[GIVEN INSTRUCTION]
Show every line of the records below that contains the word "JSON".

[RECORDS SHOWN]
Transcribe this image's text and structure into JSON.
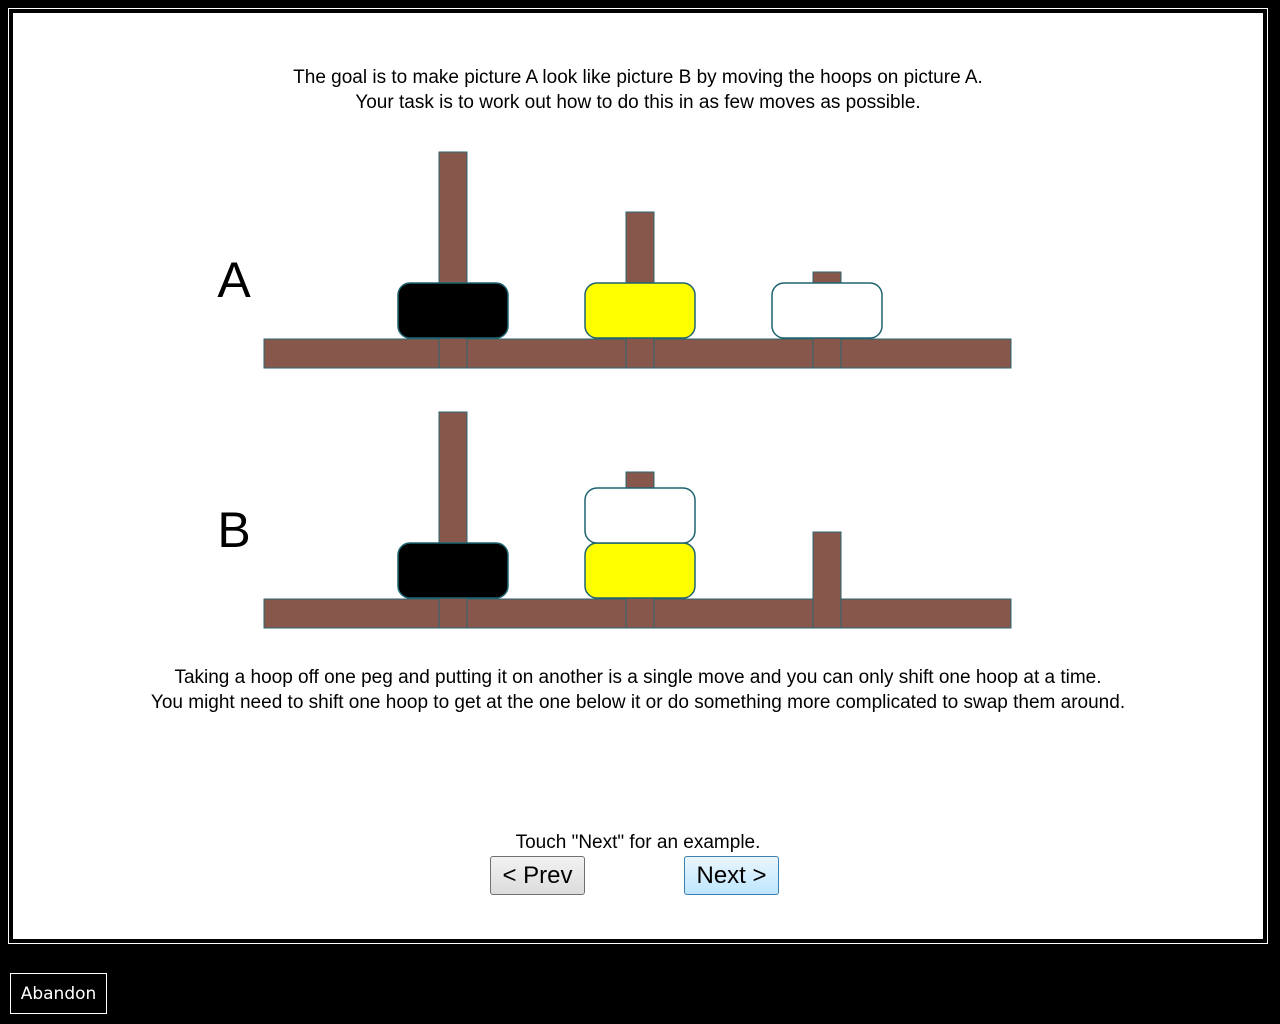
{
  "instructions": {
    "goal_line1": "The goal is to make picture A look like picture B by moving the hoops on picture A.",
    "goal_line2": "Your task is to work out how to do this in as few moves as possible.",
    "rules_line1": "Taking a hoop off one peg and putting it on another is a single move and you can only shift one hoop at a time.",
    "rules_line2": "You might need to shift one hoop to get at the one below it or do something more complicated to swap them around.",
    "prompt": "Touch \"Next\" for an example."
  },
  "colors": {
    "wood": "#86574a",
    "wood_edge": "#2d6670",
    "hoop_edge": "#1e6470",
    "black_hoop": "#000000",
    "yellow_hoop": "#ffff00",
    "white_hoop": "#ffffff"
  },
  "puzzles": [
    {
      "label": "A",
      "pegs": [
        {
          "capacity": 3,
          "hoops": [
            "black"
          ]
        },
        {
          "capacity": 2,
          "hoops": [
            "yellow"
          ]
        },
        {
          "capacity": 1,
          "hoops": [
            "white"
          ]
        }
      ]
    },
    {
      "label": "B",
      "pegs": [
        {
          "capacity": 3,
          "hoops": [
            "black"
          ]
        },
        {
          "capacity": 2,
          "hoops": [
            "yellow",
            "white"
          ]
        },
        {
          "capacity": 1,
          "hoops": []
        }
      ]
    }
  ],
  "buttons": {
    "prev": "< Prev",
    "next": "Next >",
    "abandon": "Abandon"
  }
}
--
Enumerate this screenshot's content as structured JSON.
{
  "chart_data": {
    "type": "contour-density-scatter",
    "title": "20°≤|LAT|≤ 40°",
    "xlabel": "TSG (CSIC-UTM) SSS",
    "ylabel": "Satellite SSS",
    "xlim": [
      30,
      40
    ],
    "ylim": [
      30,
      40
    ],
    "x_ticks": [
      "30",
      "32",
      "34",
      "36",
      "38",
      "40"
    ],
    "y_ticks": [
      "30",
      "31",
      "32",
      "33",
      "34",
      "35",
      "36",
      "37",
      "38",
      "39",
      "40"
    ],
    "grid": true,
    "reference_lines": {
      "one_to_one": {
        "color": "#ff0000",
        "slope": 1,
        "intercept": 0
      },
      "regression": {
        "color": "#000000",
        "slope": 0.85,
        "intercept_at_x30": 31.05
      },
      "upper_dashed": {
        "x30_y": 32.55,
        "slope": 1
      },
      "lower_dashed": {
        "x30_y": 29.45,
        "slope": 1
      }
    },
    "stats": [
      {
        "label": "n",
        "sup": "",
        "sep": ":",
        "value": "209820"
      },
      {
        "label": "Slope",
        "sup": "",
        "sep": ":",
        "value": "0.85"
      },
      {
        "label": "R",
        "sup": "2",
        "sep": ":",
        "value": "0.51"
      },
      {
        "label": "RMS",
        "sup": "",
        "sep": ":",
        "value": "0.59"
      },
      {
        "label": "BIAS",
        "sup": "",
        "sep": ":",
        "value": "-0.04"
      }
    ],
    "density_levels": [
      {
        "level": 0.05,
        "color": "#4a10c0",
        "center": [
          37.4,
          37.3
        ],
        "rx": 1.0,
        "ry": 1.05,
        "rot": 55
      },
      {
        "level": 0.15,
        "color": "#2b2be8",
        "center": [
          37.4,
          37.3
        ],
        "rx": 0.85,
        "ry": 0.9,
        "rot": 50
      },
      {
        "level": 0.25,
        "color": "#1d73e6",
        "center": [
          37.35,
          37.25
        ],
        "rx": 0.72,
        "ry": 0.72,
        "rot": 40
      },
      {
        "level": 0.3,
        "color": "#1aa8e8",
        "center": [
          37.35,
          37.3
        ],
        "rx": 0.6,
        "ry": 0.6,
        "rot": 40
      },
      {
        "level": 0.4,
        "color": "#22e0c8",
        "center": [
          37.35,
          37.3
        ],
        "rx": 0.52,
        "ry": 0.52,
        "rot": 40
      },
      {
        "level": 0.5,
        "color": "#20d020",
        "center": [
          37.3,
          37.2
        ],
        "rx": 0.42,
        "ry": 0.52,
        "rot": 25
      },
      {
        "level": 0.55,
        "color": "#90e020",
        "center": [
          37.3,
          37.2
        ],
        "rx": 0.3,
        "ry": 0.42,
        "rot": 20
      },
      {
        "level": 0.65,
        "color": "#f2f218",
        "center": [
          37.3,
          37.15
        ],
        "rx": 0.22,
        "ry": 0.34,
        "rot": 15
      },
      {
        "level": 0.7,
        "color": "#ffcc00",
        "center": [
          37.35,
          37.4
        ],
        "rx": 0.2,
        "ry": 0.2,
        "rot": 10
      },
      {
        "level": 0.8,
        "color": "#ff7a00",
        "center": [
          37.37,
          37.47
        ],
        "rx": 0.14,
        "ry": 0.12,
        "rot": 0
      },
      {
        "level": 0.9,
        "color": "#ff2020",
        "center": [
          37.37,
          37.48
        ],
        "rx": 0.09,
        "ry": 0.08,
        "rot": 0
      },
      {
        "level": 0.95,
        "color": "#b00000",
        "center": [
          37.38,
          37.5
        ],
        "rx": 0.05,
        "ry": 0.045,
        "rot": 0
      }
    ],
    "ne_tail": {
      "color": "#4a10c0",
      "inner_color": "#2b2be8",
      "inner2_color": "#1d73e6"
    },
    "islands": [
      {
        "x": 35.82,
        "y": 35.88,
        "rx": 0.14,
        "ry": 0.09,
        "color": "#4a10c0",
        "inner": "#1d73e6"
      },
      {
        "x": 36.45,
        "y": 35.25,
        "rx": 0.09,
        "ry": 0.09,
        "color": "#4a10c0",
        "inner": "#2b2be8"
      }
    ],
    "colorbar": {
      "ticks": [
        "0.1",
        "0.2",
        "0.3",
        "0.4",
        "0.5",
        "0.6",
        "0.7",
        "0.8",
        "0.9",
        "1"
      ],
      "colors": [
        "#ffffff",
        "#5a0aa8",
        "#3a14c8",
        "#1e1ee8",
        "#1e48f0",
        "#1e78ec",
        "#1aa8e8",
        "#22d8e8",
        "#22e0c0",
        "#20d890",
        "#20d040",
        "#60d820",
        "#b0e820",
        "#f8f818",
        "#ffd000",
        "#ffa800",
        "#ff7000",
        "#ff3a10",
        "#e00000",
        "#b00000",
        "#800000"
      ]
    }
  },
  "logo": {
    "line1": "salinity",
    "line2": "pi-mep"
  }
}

[RESPONSE BELOW]
Transcribe this image's text and structure into JSON.
Enumerate this screenshot's content as structured JSON.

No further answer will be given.